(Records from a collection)
★ ★ ★ ★ ★ ★ ★

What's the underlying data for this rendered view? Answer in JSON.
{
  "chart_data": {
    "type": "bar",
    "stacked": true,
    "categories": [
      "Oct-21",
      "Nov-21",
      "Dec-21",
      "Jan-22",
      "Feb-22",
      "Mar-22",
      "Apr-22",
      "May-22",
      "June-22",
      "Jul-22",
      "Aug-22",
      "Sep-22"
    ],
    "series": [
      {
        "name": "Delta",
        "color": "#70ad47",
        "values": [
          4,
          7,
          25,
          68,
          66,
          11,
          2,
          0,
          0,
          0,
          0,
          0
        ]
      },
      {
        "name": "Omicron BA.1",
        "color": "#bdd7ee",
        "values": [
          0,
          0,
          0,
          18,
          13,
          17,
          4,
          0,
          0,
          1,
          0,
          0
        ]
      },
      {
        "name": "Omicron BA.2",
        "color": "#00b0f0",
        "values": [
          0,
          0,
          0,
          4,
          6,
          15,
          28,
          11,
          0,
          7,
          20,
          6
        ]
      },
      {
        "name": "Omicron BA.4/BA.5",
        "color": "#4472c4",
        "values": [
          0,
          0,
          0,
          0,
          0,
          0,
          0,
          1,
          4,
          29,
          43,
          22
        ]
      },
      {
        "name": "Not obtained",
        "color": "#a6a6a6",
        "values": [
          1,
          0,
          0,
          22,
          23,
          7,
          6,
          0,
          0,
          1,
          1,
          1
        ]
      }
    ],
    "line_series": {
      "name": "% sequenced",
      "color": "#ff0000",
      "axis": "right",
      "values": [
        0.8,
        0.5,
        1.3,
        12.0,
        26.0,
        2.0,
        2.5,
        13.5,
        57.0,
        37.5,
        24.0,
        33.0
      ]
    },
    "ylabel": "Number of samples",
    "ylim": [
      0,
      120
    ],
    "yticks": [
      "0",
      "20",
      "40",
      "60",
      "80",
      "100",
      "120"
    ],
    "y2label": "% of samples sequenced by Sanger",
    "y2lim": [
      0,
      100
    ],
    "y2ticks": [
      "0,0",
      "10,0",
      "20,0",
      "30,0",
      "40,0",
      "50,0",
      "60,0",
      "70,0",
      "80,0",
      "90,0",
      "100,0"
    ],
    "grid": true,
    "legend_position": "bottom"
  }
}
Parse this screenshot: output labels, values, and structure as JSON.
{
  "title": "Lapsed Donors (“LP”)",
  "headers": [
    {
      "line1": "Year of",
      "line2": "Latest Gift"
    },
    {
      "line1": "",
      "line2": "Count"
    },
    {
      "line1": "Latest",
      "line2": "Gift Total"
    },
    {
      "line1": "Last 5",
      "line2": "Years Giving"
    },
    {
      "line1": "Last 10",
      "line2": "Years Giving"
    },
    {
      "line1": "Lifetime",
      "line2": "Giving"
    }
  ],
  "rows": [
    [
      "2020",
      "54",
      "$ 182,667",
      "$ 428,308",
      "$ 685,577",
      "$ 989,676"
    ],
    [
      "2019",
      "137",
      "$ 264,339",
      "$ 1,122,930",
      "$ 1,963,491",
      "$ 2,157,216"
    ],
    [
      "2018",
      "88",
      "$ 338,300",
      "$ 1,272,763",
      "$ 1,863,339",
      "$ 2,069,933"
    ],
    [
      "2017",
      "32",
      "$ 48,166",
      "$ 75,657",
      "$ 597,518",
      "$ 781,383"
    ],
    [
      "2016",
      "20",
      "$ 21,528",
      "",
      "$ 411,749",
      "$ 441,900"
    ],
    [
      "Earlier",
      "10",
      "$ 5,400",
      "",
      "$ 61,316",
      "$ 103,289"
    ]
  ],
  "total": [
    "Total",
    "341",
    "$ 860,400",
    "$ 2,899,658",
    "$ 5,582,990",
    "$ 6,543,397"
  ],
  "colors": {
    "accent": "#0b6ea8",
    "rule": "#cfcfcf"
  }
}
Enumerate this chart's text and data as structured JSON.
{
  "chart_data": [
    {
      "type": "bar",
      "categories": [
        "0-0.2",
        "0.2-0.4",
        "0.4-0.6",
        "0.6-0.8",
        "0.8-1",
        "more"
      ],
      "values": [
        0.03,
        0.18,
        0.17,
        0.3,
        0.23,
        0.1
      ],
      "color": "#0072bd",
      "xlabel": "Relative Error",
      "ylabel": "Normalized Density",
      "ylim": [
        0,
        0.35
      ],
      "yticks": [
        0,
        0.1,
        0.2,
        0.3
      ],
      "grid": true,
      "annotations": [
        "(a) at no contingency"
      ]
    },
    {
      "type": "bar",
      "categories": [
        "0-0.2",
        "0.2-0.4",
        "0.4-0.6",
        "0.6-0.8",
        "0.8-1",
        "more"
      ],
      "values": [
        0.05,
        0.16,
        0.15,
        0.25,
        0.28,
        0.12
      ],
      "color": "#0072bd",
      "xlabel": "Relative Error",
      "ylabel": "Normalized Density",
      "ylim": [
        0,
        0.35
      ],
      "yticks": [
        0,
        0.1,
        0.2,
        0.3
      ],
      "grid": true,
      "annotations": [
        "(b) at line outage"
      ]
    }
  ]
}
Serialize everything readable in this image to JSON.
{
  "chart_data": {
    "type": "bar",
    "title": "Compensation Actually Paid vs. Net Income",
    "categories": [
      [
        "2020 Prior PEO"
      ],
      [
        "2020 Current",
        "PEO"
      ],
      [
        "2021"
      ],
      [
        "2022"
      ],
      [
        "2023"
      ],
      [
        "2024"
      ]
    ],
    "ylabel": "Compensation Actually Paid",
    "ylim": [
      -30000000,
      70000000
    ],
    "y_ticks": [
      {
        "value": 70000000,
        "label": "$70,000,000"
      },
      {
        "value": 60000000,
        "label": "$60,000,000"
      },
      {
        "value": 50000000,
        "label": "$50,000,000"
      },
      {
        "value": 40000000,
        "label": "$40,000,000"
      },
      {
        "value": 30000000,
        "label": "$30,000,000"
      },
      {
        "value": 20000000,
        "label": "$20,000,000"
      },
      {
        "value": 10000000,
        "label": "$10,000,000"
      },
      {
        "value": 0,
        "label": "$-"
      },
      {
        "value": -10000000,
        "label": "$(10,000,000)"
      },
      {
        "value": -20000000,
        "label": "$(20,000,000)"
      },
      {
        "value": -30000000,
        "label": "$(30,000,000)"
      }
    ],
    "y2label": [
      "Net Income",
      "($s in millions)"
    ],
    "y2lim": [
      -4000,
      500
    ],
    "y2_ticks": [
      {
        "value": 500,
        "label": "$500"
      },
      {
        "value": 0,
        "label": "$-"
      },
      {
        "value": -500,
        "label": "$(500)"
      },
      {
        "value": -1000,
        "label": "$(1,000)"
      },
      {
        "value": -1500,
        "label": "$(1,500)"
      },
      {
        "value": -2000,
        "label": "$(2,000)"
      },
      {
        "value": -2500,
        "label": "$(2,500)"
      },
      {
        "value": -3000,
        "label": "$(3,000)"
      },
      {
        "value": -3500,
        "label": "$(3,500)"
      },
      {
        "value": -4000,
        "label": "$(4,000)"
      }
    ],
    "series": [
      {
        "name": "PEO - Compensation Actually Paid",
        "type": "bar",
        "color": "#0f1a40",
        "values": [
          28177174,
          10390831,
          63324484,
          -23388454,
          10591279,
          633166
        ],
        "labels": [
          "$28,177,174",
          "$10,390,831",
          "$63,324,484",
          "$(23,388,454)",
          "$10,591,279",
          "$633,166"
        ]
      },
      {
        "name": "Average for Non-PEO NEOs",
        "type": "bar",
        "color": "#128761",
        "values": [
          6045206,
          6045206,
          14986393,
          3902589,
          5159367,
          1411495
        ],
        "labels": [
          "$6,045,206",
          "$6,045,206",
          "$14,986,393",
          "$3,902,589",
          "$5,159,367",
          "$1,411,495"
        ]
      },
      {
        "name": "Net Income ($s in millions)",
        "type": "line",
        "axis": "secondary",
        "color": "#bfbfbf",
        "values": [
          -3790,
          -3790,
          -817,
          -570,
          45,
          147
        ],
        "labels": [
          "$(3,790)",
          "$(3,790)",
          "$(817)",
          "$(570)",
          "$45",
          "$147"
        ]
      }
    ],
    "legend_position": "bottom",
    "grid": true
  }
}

★ ★ ★ ★ ★ ★ ★

Written task —
Go through the entries and return each line where the word "this" appears.

Written response —
What's the underlying data for this rendered view? Answer in JSON.
Parse this screenshot: output labels, values, and structure as JSON.
Enumerate this chart's text and data as structured JSON.
Serialize everything readable in this image to JSON.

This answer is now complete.